Exercise description => Repeat every record below exactly as it appears.

Data to process =>
######

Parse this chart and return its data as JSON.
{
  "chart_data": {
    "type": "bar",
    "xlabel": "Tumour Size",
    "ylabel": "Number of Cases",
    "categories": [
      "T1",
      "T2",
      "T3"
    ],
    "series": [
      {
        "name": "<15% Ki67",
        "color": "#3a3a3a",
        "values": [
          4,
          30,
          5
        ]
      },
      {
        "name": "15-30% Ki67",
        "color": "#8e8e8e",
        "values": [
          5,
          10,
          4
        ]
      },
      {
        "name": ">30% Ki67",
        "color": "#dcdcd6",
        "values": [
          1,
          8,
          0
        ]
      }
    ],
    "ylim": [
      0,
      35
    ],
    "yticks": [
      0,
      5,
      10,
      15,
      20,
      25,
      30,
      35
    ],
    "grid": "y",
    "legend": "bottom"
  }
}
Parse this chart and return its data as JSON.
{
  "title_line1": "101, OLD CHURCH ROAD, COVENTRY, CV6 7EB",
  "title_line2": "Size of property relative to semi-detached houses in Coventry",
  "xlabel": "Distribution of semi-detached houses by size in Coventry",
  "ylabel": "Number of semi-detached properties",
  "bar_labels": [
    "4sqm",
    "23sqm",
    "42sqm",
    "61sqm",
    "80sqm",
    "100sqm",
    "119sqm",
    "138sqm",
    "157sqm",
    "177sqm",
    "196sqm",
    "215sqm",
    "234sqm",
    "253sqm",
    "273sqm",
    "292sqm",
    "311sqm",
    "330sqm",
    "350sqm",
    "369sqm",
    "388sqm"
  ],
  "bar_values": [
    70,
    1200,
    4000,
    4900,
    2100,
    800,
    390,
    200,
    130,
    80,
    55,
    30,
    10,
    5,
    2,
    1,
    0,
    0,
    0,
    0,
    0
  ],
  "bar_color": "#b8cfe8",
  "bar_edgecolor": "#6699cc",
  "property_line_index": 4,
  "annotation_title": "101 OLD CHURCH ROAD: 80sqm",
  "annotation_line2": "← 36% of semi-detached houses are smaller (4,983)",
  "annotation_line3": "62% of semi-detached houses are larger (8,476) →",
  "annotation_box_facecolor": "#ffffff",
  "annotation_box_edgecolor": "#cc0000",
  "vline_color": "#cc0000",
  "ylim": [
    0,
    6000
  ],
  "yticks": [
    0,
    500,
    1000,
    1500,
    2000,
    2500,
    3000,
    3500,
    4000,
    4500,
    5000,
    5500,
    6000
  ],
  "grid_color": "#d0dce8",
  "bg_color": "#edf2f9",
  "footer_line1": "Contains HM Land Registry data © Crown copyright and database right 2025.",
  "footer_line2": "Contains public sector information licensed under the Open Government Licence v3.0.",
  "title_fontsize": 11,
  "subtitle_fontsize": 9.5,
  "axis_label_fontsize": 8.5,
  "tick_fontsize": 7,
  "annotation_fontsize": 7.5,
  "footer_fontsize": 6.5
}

######

Exercise response =>
Parse this chart and return its data as JSON.
{
  "chart_data": {
    "type": "bar",
    "xlabel": "Tumour Size",
    "ylabel": "Number of Cases",
    "categories": [
      "T1",
      "T2",
      "T3"
    ],
    "series": [
      {
        "name": "<15% Ki67",
        "color": "#3a3a3a",
        "values": [
          4,
          30,
          5
        ]
      },
      {
        "name": "15-30% Ki67",
        "color": "#8e8e8e",
        "values": [
          5,
          10,
          4
        ]
      },
      {
        "name": ">30% Ki67",
        "color": "#dcdcd6",
        "values": [
          1,
          8,
          0
        ]
      }
    ],
    "ylim": [
      0,
      35
    ],
    "yticks": [
      0,
      5,
      10,
      15,
      20,
      25,
      30,
      35
    ],
    "grid": "y",
    "legend": "bottom"
  }
}
Parse this chart and return its data as JSON.
{
  "title_line1": "101, OLD CHURCH ROAD, COVENTRY, CV6 7EB",
  "title_line2": "Size of property relative to semi-detached houses in Coventry",
  "xlabel": "Distribution of semi-detached houses by size in Coventry",
  "ylabel": "Number of semi-detached properties",
  "bar_labels": [
    "4sqm",
    "23sqm",
    "42sqm",
    "61sqm",
    "80sqm",
    "100sqm",
    "119sqm",
    "138sqm",
    "157sqm",
    "177sqm",
    "196sqm",
    "215sqm",
    "234sqm",
    "253sqm",
    "273sqm",
    "292sqm",
    "311sqm",
    "330sqm",
    "350sqm",
    "369sqm",
    "388sqm"
  ],
  "bar_values": [
    70,
    1200,
    4000,
    4900,
    2100,
    800,
    390,
    200,
    130,
    80,
    55,
    30,
    10,
    5,
    2,
    1,
    0,
    0,
    0,
    0,
    0
  ],
  "bar_color": "#b8cfe8",
  "bar_edgecolor": "#6699cc",
  "property_line_index": 4,
  "annotation_title": "101 OLD CHURCH ROAD: 80sqm",
  "annotation_line2": "← 36% of semi-detached houses are smaller (4,983)",
  "annotation_line3": "62% of semi-detached houses are larger (8,476) →",
  "annotation_box_facecolor": "#ffffff",
  "annotation_box_edgecolor": "#cc0000",
  "vline_color": "#cc0000",
  "ylim": [
    0,
    6000
  ],
  "yticks": [
    0,
    500,
    1000,
    1500,
    2000,
    2500,
    3000,
    3500,
    4000,
    4500,
    5000,
    5500,
    6000
  ],
  "grid_color": "#d0dce8",
  "bg_color": "#edf2f9",
  "footer_line1": "Contains HM Land Registry data © Crown copyright and database right 2025.",
  "footer_line2": "Contains public sector information licensed under the Open Government Licence v3.0.",
  "title_fontsize": 11,
  "subtitle_fontsize": 9.5,
  "axis_label_fontsize": 8.5,
  "tick_fontsize": 7,
  "annotation_fontsize": 7.5,
  "footer_fontsize": 6.5
}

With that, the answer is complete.